* Short task *
Of all the lines in the material, how many contain the word "this"? State the number alone.

Rows from a dataset:
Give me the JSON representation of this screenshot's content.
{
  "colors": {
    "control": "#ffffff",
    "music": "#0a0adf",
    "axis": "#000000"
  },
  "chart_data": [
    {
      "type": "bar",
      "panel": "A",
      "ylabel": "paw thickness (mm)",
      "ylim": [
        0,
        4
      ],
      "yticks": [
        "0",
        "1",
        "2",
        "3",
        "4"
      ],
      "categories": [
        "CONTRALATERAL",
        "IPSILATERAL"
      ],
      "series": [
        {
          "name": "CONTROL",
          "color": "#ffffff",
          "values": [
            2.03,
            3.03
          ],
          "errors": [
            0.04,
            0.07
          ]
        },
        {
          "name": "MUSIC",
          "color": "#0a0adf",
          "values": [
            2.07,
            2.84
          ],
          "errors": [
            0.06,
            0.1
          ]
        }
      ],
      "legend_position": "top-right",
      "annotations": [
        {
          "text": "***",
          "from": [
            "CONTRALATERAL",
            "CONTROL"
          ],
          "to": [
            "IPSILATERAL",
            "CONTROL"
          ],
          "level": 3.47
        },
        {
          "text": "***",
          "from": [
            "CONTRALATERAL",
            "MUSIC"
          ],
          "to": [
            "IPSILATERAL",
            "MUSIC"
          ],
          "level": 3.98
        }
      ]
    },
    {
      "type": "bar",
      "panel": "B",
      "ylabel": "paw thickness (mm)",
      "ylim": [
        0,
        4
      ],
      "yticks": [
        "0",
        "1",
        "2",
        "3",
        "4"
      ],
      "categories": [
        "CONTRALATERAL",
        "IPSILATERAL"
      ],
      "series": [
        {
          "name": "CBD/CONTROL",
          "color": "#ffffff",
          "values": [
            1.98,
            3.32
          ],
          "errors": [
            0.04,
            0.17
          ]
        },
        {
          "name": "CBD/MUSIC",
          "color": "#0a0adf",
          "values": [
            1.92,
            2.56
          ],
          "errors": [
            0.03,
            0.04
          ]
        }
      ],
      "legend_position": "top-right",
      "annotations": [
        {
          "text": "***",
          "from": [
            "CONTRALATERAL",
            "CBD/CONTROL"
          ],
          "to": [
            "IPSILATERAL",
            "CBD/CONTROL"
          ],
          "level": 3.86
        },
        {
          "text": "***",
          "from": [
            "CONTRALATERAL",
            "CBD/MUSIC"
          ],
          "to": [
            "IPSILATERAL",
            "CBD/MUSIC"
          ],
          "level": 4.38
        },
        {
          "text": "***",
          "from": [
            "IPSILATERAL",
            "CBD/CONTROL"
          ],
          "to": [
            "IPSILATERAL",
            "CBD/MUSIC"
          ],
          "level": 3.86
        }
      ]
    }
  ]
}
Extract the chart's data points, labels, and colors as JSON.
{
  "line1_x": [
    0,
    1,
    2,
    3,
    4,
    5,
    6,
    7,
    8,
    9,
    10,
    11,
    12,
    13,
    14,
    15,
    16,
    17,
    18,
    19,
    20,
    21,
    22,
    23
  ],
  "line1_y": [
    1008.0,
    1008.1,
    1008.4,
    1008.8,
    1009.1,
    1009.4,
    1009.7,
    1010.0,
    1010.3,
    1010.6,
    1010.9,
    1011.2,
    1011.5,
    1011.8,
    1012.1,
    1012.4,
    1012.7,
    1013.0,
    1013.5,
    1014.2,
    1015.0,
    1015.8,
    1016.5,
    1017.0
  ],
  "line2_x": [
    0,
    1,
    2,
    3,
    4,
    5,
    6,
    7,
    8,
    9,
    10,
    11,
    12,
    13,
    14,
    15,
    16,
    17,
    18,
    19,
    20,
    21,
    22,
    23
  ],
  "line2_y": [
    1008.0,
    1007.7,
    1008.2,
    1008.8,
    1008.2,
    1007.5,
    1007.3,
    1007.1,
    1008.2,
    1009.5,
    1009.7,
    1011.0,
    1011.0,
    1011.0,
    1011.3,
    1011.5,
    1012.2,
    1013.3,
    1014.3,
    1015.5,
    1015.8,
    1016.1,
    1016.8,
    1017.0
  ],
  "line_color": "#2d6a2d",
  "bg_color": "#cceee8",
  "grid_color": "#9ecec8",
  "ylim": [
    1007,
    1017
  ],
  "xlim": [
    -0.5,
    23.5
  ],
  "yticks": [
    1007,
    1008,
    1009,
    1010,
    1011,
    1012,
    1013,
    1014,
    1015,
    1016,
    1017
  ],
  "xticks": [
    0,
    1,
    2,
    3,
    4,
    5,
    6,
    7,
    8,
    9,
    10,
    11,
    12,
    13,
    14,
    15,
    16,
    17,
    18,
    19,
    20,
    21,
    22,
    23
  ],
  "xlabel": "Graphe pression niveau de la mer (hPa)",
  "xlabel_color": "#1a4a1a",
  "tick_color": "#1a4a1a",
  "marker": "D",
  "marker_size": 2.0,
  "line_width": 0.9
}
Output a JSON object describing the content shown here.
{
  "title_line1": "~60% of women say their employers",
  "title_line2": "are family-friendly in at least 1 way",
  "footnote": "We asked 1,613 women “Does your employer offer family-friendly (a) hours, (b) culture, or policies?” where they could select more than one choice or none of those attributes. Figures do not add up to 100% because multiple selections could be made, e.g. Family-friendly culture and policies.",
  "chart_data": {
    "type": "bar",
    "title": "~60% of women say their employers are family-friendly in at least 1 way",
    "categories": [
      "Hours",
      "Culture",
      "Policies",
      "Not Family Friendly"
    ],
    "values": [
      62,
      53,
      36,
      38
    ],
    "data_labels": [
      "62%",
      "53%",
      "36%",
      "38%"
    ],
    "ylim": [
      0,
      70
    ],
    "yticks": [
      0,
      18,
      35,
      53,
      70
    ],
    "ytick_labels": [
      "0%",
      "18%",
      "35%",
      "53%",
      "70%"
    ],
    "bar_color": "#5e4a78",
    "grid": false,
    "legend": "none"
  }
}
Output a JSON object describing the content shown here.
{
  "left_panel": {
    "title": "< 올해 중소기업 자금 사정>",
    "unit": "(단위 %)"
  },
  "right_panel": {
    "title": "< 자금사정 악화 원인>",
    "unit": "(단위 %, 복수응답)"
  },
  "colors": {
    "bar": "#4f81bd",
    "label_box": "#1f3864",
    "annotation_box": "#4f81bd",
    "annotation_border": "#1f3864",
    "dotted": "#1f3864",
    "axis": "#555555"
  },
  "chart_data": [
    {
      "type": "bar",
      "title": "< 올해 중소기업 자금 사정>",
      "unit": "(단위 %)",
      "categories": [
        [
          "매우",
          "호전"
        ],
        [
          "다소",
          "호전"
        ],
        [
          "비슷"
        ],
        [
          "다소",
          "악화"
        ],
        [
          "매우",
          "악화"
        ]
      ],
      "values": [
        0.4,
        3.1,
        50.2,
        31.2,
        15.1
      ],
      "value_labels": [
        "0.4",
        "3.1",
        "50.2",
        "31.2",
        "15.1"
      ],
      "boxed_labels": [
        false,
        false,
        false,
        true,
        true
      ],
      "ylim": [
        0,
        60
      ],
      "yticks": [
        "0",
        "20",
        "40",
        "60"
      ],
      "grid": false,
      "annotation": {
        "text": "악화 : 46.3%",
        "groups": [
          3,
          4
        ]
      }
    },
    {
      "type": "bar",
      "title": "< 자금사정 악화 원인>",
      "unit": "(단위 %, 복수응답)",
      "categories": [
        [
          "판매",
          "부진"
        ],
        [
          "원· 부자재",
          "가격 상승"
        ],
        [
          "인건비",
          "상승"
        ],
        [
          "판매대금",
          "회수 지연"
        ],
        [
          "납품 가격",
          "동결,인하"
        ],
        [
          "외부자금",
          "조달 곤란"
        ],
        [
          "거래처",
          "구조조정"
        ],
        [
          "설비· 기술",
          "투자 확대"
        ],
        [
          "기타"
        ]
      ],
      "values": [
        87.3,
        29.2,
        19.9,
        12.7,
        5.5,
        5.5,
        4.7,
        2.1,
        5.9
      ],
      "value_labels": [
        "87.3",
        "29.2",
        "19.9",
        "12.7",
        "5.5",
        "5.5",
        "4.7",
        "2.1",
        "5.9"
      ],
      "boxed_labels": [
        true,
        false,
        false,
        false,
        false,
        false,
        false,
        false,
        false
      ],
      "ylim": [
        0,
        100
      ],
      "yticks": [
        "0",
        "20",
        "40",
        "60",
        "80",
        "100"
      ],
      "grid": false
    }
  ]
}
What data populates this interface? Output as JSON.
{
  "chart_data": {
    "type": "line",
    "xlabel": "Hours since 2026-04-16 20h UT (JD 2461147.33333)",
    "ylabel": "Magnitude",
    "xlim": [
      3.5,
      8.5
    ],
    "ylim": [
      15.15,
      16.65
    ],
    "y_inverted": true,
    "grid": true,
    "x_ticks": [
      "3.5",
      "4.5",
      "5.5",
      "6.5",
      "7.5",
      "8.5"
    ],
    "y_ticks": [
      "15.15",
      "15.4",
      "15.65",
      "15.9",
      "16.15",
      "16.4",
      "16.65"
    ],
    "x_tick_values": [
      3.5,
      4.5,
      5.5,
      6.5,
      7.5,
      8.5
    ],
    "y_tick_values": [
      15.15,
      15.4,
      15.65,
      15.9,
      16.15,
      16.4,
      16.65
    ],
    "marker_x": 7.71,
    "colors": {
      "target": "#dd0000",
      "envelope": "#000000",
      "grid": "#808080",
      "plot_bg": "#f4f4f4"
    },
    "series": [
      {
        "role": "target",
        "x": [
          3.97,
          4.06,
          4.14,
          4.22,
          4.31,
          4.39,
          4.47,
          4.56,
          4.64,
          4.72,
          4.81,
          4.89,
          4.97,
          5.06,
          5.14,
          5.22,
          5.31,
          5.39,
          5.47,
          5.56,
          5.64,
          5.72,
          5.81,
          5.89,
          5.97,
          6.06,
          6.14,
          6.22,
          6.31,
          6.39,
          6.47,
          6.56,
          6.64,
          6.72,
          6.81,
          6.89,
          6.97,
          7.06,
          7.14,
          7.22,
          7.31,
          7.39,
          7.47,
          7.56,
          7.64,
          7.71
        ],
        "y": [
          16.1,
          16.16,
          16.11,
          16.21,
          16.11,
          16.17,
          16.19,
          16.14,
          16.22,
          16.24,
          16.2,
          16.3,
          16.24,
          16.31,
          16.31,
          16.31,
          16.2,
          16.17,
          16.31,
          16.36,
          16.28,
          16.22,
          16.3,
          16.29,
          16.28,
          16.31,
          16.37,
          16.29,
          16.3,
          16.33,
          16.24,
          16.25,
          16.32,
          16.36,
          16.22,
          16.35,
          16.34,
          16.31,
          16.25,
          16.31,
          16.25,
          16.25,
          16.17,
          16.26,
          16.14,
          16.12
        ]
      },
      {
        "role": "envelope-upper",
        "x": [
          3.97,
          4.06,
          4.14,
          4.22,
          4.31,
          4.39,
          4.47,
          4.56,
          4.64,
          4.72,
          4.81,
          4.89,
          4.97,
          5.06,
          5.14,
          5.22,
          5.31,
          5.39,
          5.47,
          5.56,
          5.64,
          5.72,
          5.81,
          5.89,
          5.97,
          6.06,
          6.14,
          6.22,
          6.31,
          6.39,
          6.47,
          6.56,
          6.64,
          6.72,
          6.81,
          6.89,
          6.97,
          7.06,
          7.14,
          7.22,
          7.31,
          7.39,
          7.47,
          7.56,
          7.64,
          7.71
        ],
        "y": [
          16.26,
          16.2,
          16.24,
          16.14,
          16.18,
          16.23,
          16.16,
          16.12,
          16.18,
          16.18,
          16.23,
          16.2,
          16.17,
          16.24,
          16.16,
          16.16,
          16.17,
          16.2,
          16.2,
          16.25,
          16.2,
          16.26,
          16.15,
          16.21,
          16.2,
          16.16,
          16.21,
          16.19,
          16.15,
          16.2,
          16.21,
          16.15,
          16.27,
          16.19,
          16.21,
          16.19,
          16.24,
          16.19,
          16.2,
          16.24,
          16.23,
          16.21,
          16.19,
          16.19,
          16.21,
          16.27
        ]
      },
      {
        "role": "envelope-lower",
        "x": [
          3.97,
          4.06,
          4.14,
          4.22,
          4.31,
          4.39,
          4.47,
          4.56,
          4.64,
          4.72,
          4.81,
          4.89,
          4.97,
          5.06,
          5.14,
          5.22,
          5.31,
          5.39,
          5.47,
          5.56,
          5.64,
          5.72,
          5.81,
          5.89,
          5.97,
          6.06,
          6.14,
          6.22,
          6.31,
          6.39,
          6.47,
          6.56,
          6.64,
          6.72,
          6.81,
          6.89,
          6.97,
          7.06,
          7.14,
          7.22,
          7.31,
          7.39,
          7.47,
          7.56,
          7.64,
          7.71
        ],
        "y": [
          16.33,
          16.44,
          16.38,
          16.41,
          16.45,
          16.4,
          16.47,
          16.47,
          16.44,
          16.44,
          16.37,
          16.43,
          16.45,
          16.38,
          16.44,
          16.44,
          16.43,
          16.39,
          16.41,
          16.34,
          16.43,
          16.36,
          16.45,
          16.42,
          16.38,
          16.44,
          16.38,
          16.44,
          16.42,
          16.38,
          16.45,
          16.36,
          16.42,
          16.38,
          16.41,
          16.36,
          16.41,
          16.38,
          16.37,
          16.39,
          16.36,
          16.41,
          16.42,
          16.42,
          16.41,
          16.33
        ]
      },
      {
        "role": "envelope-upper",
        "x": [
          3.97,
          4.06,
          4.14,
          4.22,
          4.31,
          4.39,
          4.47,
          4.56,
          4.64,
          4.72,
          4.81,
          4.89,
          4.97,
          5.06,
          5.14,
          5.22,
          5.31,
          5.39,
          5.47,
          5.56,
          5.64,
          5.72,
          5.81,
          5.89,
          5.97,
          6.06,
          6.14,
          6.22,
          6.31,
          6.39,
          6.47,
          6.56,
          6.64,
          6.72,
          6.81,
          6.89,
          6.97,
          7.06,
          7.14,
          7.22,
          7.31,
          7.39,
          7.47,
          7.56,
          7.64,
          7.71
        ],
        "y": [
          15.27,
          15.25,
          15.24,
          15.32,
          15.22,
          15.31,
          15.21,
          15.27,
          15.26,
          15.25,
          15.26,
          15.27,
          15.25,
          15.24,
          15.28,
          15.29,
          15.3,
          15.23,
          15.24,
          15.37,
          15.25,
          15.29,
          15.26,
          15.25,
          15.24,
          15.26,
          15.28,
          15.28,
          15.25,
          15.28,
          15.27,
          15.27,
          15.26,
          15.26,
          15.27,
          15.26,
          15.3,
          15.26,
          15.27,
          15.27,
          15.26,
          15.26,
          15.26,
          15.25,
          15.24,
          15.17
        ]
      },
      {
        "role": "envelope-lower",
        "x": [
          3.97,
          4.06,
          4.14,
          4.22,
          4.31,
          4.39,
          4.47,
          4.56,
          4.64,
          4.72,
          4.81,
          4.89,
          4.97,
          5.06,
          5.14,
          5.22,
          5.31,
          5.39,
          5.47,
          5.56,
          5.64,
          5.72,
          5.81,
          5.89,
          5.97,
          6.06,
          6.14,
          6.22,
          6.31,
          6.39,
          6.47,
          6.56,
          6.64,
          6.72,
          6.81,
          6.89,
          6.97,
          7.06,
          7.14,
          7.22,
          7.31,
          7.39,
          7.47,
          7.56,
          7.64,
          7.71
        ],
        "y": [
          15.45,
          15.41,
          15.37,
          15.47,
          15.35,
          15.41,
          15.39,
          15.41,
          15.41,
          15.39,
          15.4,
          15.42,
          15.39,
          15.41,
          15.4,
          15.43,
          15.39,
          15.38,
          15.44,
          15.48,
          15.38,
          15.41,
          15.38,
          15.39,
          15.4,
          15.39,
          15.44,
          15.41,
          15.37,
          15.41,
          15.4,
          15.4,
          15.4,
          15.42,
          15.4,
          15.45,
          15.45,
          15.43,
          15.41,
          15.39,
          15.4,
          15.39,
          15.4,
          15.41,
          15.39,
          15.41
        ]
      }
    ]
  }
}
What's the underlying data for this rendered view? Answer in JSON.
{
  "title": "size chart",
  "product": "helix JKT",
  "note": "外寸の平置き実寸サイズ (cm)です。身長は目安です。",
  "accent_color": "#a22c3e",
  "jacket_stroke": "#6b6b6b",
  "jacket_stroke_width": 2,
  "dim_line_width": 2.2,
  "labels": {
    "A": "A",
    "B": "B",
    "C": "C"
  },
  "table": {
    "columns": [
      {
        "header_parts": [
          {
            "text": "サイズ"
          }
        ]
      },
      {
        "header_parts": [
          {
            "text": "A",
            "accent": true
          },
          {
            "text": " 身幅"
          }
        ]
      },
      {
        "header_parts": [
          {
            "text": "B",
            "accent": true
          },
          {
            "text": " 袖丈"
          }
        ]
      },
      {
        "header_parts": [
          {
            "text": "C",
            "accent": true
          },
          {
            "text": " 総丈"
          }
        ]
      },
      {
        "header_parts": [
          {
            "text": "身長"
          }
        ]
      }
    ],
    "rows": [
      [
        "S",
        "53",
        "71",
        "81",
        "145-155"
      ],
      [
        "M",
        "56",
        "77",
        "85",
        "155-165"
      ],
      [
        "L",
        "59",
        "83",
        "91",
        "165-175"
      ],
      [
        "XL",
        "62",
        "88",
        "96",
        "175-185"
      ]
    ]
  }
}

* Solution to the exercise *
3